_WORK TO DO_. In the entries below, find every line with "name" and copy it.

_DATA IN THIS EXERCISE_.

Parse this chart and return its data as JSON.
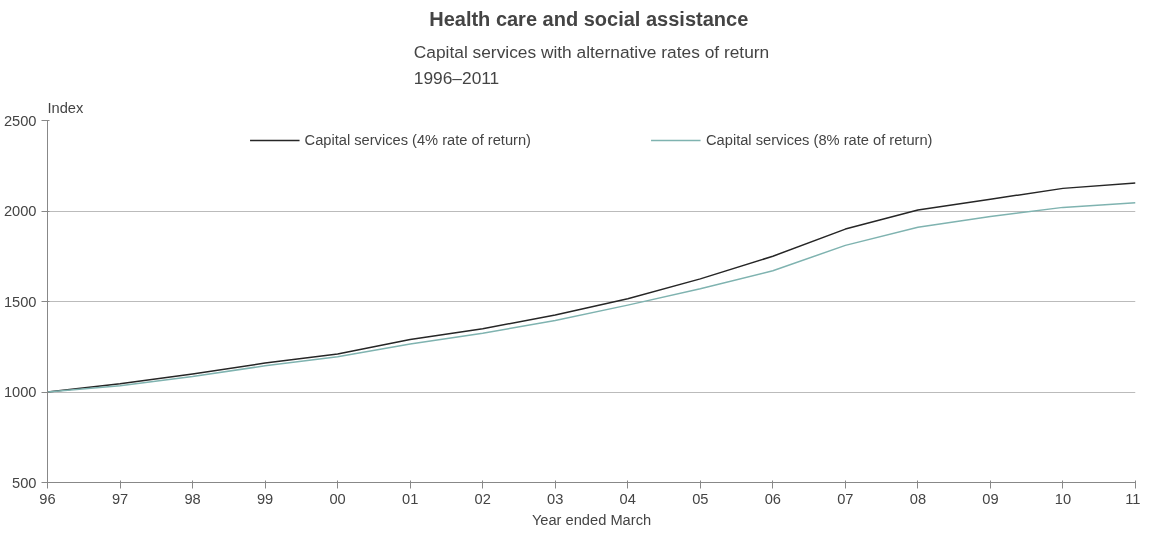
{
  "chart_data": {
    "type": "line",
    "title": "Health  care and social assistance",
    "subtitle": "Capital services with alternative rates of return\n1996–2011",
    "xlabel": "Year ended March",
    "ylabel": "Index",
    "categories": [
      "96",
      "97",
      "98",
      "99",
      "00",
      "01",
      "02",
      "03",
      "04",
      "05",
      "06",
      "07",
      "08",
      "09",
      "10",
      "11"
    ],
    "series": [
      {
        "name": "Capital services (4% rate of return)",
        "color": "#262626",
        "values": [
          1000,
          1045,
          1100,
          1160,
          1210,
          1290,
          1350,
          1425,
          1515,
          1625,
          1750,
          1900,
          2005,
          2065,
          2125,
          2155
        ]
      },
      {
        "name": "Capital services (8% rate of return)",
        "color": "#7fb3b0",
        "values": [
          1000,
          1035,
          1085,
          1145,
          1195,
          1265,
          1325,
          1395,
          1480,
          1570,
          1670,
          1810,
          1910,
          1970,
          2020,
          2045
        ]
      }
    ],
    "ylim": [
      500,
      2500
    ],
    "yticks": [
      500,
      1000,
      1500,
      2000,
      2500
    ],
    "grid": "y",
    "legend": "top",
    "line_style": "solid"
  }
}
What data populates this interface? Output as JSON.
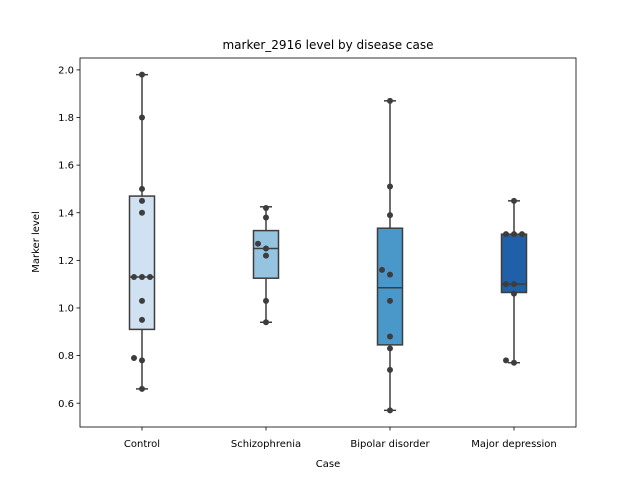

_OUTPUT OF THE EXERCISE_.
        "name": "Capital services (4% rate of return)",
        "name": "Capital services (8% rate of return)",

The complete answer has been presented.